— Requirement —
How many lines in this material include the string "polyhedral"? Answer with the number and nothing further.

— Records supplied —
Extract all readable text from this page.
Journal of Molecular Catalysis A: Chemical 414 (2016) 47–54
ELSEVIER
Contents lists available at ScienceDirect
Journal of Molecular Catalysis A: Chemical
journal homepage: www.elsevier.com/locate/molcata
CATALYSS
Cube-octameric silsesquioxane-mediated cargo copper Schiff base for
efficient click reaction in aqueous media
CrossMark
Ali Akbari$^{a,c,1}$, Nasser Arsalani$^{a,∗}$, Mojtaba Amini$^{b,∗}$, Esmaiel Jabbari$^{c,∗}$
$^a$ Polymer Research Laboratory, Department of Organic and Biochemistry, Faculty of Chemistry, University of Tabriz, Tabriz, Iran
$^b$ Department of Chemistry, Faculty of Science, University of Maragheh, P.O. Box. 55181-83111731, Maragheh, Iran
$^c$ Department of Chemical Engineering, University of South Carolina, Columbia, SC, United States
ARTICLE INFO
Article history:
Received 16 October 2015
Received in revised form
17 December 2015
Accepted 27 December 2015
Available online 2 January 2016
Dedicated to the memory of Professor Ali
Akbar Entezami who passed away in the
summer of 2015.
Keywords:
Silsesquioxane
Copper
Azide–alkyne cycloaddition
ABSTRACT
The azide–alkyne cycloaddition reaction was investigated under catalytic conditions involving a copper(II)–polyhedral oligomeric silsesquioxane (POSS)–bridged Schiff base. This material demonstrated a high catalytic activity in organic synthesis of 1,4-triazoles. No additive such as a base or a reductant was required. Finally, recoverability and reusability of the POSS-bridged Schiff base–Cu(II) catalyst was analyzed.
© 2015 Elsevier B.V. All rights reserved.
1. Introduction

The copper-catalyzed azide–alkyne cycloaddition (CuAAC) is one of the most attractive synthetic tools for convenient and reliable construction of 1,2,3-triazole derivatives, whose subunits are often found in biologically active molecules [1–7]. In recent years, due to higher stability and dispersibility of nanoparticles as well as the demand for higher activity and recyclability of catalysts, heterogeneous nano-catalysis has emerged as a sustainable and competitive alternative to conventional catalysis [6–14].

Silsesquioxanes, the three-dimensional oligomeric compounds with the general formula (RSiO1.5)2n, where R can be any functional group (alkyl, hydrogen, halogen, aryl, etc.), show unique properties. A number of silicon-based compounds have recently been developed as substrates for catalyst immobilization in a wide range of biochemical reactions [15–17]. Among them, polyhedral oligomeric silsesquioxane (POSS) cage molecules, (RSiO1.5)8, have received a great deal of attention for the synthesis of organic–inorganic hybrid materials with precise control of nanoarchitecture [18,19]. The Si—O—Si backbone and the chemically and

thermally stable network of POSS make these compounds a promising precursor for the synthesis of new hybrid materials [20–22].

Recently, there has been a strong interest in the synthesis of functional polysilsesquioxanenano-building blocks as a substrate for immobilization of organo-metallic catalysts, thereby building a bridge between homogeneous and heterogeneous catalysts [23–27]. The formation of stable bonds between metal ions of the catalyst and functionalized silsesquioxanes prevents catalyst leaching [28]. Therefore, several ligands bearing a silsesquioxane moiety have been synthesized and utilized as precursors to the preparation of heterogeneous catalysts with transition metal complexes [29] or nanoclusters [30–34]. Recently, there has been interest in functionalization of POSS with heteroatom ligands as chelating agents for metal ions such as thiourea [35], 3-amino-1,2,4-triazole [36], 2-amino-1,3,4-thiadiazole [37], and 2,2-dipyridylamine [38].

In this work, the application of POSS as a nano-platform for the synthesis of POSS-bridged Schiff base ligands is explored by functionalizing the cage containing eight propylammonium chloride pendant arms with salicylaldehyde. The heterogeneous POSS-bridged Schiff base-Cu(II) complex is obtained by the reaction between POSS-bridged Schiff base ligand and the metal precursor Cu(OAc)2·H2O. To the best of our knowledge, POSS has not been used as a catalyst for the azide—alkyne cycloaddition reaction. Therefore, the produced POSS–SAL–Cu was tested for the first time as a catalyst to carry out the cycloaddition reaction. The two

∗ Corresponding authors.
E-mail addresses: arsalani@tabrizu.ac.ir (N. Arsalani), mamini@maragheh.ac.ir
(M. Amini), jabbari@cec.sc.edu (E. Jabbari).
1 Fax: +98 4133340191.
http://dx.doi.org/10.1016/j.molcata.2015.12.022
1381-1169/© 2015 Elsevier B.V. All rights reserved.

— Reply to the task —
2